_EXERCISE BRIEF_.
Output every record below exactly as it appears.

--- START RECORDS ---

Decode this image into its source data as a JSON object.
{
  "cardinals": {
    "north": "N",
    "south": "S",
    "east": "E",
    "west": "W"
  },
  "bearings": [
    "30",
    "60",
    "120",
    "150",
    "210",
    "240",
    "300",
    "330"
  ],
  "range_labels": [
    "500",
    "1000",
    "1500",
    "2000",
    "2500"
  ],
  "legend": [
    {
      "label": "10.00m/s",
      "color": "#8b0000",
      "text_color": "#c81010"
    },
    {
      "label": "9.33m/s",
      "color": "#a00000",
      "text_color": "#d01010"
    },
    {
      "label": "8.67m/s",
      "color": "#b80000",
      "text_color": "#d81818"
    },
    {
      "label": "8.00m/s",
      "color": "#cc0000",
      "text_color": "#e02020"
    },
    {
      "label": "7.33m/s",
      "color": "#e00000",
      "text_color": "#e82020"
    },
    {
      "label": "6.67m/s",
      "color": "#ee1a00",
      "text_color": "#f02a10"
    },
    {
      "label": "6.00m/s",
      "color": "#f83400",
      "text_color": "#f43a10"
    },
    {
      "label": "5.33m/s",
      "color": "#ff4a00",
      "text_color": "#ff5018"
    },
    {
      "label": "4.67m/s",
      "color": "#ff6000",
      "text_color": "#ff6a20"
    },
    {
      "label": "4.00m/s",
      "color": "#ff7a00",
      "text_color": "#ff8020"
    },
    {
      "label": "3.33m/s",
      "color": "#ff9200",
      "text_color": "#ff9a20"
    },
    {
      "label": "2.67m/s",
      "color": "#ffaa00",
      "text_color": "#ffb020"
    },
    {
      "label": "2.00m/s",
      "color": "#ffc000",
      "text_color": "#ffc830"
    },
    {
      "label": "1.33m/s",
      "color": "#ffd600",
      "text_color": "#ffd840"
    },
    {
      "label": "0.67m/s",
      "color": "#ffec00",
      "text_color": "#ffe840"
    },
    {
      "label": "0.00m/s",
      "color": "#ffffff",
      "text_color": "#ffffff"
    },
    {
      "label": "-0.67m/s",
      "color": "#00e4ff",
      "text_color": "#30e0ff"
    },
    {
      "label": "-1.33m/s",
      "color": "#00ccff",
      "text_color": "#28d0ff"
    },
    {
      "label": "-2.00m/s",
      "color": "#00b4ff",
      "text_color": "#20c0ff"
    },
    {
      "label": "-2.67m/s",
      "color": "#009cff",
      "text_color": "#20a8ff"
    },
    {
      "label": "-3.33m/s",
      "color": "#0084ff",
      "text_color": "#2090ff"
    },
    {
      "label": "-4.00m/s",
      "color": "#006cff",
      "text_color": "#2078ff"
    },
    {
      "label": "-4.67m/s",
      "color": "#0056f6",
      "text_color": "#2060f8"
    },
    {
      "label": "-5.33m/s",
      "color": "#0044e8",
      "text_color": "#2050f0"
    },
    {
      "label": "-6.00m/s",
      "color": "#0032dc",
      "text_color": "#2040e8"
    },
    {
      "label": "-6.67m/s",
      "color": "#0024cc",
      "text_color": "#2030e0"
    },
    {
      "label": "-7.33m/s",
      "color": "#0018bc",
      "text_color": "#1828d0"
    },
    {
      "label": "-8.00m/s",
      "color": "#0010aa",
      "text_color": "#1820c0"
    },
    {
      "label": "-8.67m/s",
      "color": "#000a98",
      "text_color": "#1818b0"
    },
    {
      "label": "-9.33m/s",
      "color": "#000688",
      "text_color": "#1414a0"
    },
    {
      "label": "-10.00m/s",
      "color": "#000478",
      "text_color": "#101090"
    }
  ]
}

--- END RECORDS ---

_COMPLETE RESPONSE_.
Decode this image into its source data as a JSON object.
{
  "cardinals": {
    "north": "N",
    "south": "S",
    "east": "E",
    "west": "W"
  },
  "bearings": [
    "30",
    "60",
    "120",
    "150",
    "210",
    "240",
    "300",
    "330"
  ],
  "range_labels": [
    "500",
    "1000",
    "1500",
    "2000",
    "2500"
  ],
  "legend": [
    {
      "label": "10.00m/s",
      "color": "#8b0000",
      "text_color": "#c81010"
    },
    {
      "label": "9.33m/s",
      "color": "#a00000",
      "text_color": "#d01010"
    },
    {
      "label": "8.67m/s",
      "color": "#b80000",
      "text_color": "#d81818"
    },
    {
      "label": "8.00m/s",
      "color": "#cc0000",
      "text_color": "#e02020"
    },
    {
      "label": "7.33m/s",
      "color": "#e00000",
      "text_color": "#e82020"
    },
    {
      "label": "6.67m/s",
      "color": "#ee1a00",
      "text_color": "#f02a10"
    },
    {
      "label": "6.00m/s",
      "color": "#f83400",
      "text_color": "#f43a10"
    },
    {
      "label": "5.33m/s",
      "color": "#ff4a00",
      "text_color": "#ff5018"
    },
    {
      "label": "4.67m/s",
      "color": "#ff6000",
      "text_color": "#ff6a20"
    },
    {
      "label": "4.00m/s",
      "color": "#ff7a00",
      "text_color": "#ff8020"
    },
    {
      "label": "3.33m/s",
      "color": "#ff9200",
      "text_color": "#ff9a20"
    },
    {
      "label": "2.67m/s",
      "color": "#ffaa00",
      "text_color": "#ffb020"
    },
    {
      "label": "2.00m/s",
      "color": "#ffc000",
      "text_color": "#ffc830"
    },
    {
      "label": "1.33m/s",
      "color": "#ffd600",
      "text_color": "#ffd840"
    },
    {
      "label": "0.67m/s",
      "color": "#ffec00",
      "text_color": "#ffe840"
    },
    {
      "label": "0.00m/s",
      "color": "#ffffff",
      "text_color": "#ffffff"
    },
    {
      "label": "-0.67m/s",
      "color": "#00e4ff",
      "text_color": "#30e0ff"
    },
    {
      "label": "-1.33m/s",
      "color": "#00ccff",
      "text_color": "#28d0ff"
    },
    {
      "label": "-2.00m/s",
      "color": "#00b4ff",
      "text_color": "#20c0ff"
    },
    {
      "label": "-2.67m/s",
      "color": "#009cff",
      "text_color": "#20a8ff"
    },
    {
      "label": "-3.33m/s",
      "color": "#0084ff",
      "text_color": "#2090ff"
    },
    {
      "label": "-4.00m/s",
      "color": "#006cff",
      "text_color": "#2078ff"
    },
    {
      "label": "-4.67m/s",
      "color": "#0056f6",
      "text_color": "#2060f8"
    },
    {
      "label": "-5.33m/s",
      "color": "#0044e8",
      "text_color": "#2050f0"
    },
    {
      "label": "-6.00m/s",
      "color": "#0032dc",
      "text_color": "#2040e8"
    },
    {
      "label": "-6.67m/s",
      "color": "#0024cc",
      "text_color": "#2030e0"
    },
    {
      "label": "-7.33m/s",
      "color": "#0018bc",
      "text_color": "#1828d0"
    },
    {
      "label": "-8.00m/s",
      "color": "#0010aa",
      "text_color": "#1820c0"
    },
    {
      "label": "-8.67m/s",
      "color": "#000a98",
      "text_color": "#1818b0"
    },
    {
      "label": "-9.33m/s",
      "color": "#000688",
      "text_color": "#1414a0"
    },
    {
      "label": "-10.00m/s",
      "color": "#000478",
      "text_color": "#101090"
    }
  ]
}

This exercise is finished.